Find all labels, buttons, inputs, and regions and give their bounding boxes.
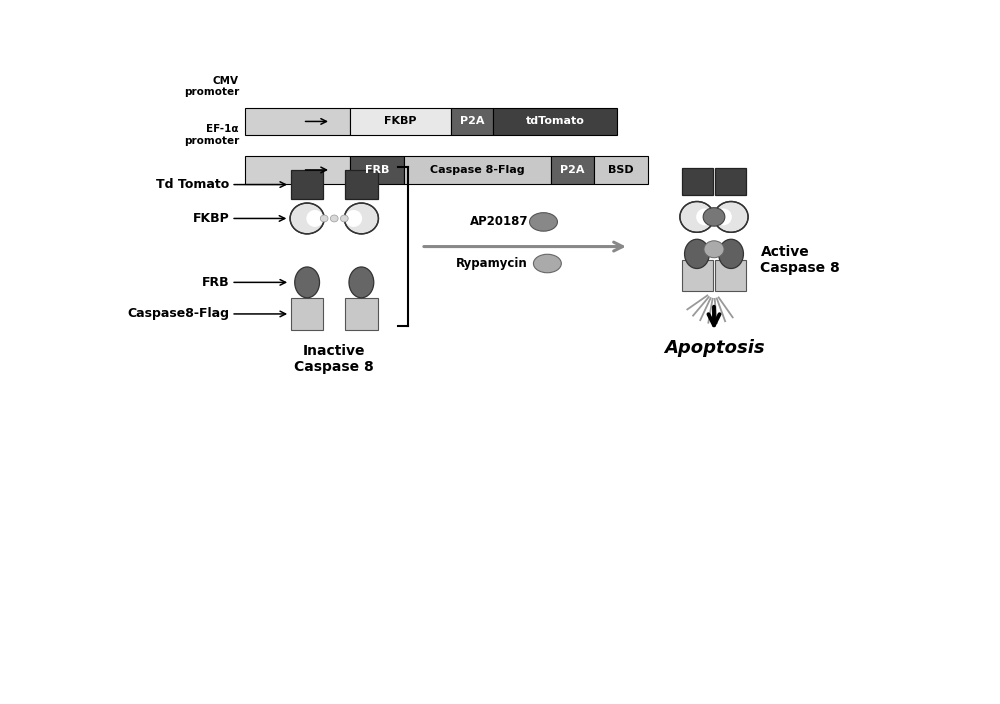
FancyBboxPatch shape (291, 298, 323, 330)
Ellipse shape (704, 241, 724, 258)
Ellipse shape (345, 210, 362, 227)
FancyBboxPatch shape (404, 156, 551, 184)
Text: EF-1α
promoter: EF-1α promoter (184, 124, 239, 146)
FancyBboxPatch shape (245, 156, 350, 184)
FancyBboxPatch shape (682, 260, 713, 291)
Ellipse shape (680, 201, 714, 232)
Ellipse shape (703, 208, 725, 226)
Text: Rypamycin: Rypamycin (456, 257, 528, 270)
FancyBboxPatch shape (594, 156, 648, 184)
Text: FKBP: FKBP (384, 116, 416, 127)
Ellipse shape (349, 267, 374, 298)
Ellipse shape (715, 208, 732, 225)
Ellipse shape (330, 215, 338, 222)
Ellipse shape (719, 239, 743, 268)
Ellipse shape (714, 201, 748, 232)
Ellipse shape (295, 267, 320, 298)
FancyBboxPatch shape (350, 156, 404, 184)
Ellipse shape (533, 254, 561, 272)
FancyBboxPatch shape (715, 168, 746, 195)
Ellipse shape (696, 208, 713, 225)
Text: BSD: BSD (608, 165, 634, 175)
Text: FRB: FRB (202, 276, 230, 289)
Ellipse shape (340, 215, 348, 222)
FancyBboxPatch shape (345, 170, 378, 199)
FancyBboxPatch shape (715, 260, 746, 291)
Text: tdTomato: tdTomato (526, 116, 585, 127)
FancyBboxPatch shape (682, 168, 713, 195)
FancyBboxPatch shape (450, 108, 493, 135)
Text: Active
Caspase 8: Active Caspase 8 (761, 245, 840, 275)
FancyBboxPatch shape (245, 108, 350, 135)
Text: P2A: P2A (460, 116, 484, 127)
FancyBboxPatch shape (551, 156, 594, 184)
FancyBboxPatch shape (345, 298, 378, 330)
Text: CMV
promoter: CMV promoter (184, 75, 239, 97)
Ellipse shape (306, 210, 323, 227)
Ellipse shape (530, 213, 557, 231)
Text: Apoptosis: Apoptosis (664, 339, 764, 358)
FancyBboxPatch shape (291, 170, 323, 199)
FancyBboxPatch shape (350, 108, 450, 135)
Ellipse shape (344, 203, 378, 234)
Text: Inactive
Caspase 8: Inactive Caspase 8 (294, 344, 374, 374)
Text: AP20187: AP20187 (470, 215, 528, 228)
Ellipse shape (685, 239, 709, 268)
Text: FKBP: FKBP (193, 212, 230, 225)
FancyBboxPatch shape (493, 108, 617, 135)
Text: P2A: P2A (560, 165, 585, 175)
Ellipse shape (320, 215, 328, 222)
Text: FRB: FRB (365, 165, 389, 175)
Text: Caspase8-Flag: Caspase8-Flag (128, 308, 230, 320)
Ellipse shape (290, 203, 324, 234)
Text: Caspase 8-Flag: Caspase 8-Flag (430, 165, 525, 175)
Text: Td Tomato: Td Tomato (156, 178, 230, 191)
----
• **Goal**
Rewrite the listing from the line containing "FancyBboxPatch shape (291, 298, 323, 330)" up to and including the line containing "Ellipse shape (685, 239, 709, 268)" as a numbered list, leaving out any blank lines.

• **Output of the task**
1. FancyBboxPatch shape (291, 298, 323, 330)
2. Ellipse shape (704, 241, 724, 258)
3. Ellipse shape (345, 210, 362, 227)
4. FancyBboxPatch shape (404, 156, 551, 184)
5. Text: EF-1α
6. promoter: EF-1α promoter (184, 124, 239, 146)
7. FancyBboxPatch shape (245, 156, 350, 184)
8. FancyBboxPatch shape (682, 260, 713, 291)
9. Ellipse shape (680, 201, 714, 232)
10. Ellipse shape (703, 208, 725, 226)
11. Text: Rypamycin: Rypamycin (456, 257, 528, 270)
12. FancyBboxPatch shape (594, 156, 648, 184)
13. Text: FKBP: FKBP (384, 116, 416, 127)
14. Ellipse shape (349, 267, 374, 298)
15. Ellipse shape (715, 208, 732, 225)
16. Ellipse shape (330, 215, 338, 222)
17. Ellipse shape (719, 239, 743, 268)
18. Ellipse shape (714, 201, 748, 232)
19. Ellipse shape (295, 267, 320, 298)
20. FancyBboxPatch shape (350, 156, 404, 184)
21. Ellipse shape (533, 254, 561, 272)
22. FancyBboxPatch shape (715, 168, 746, 195)
23. Ellipse shape (696, 208, 713, 225)
24. Text: BSD: BSD (608, 165, 634, 175)
25. Text: FRB: FRB (202, 276, 230, 289)
26. Ellipse shape (340, 215, 348, 222)
27. FancyBboxPatch shape (345, 170, 378, 199)
28. FancyBboxPatch shape (715, 260, 746, 291)
29. Text: tdTomato: tdTomato (526, 116, 585, 127)
30. FancyBboxPatch shape (682, 168, 713, 195)
31. FancyBboxPatch shape (450, 108, 493, 135)
32. Text: Active
33. Caspase 8: Active Caspase 8 (761, 245, 840, 275)
34. FancyBboxPatch shape (245, 108, 350, 135)
35. Text: P2A: P2A (460, 116, 484, 127)
36. FancyBboxPatch shape (551, 156, 594, 184)
37. FancyBboxPatch shape (345, 298, 378, 330)
38. Text: CMV
39. promoter: CMV promoter (184, 75, 239, 97)
40. Ellipse shape (306, 210, 323, 227)
41. Ellipse shape (530, 213, 557, 231)
42. Text: Apoptosis: Apoptosis (664, 339, 764, 358)
43. FancyBboxPatch shape (291, 170, 323, 199)
44. FancyBboxPatch shape (350, 108, 450, 135)
45. Ellipse shape (344, 203, 378, 234)
46. Text: Inactive
47. Caspase 8: Inactive Caspase 8 (294, 344, 374, 374)
48. Text: AP20187: AP20187 (470, 215, 528, 228)
49. Ellipse shape (685, 239, 709, 268)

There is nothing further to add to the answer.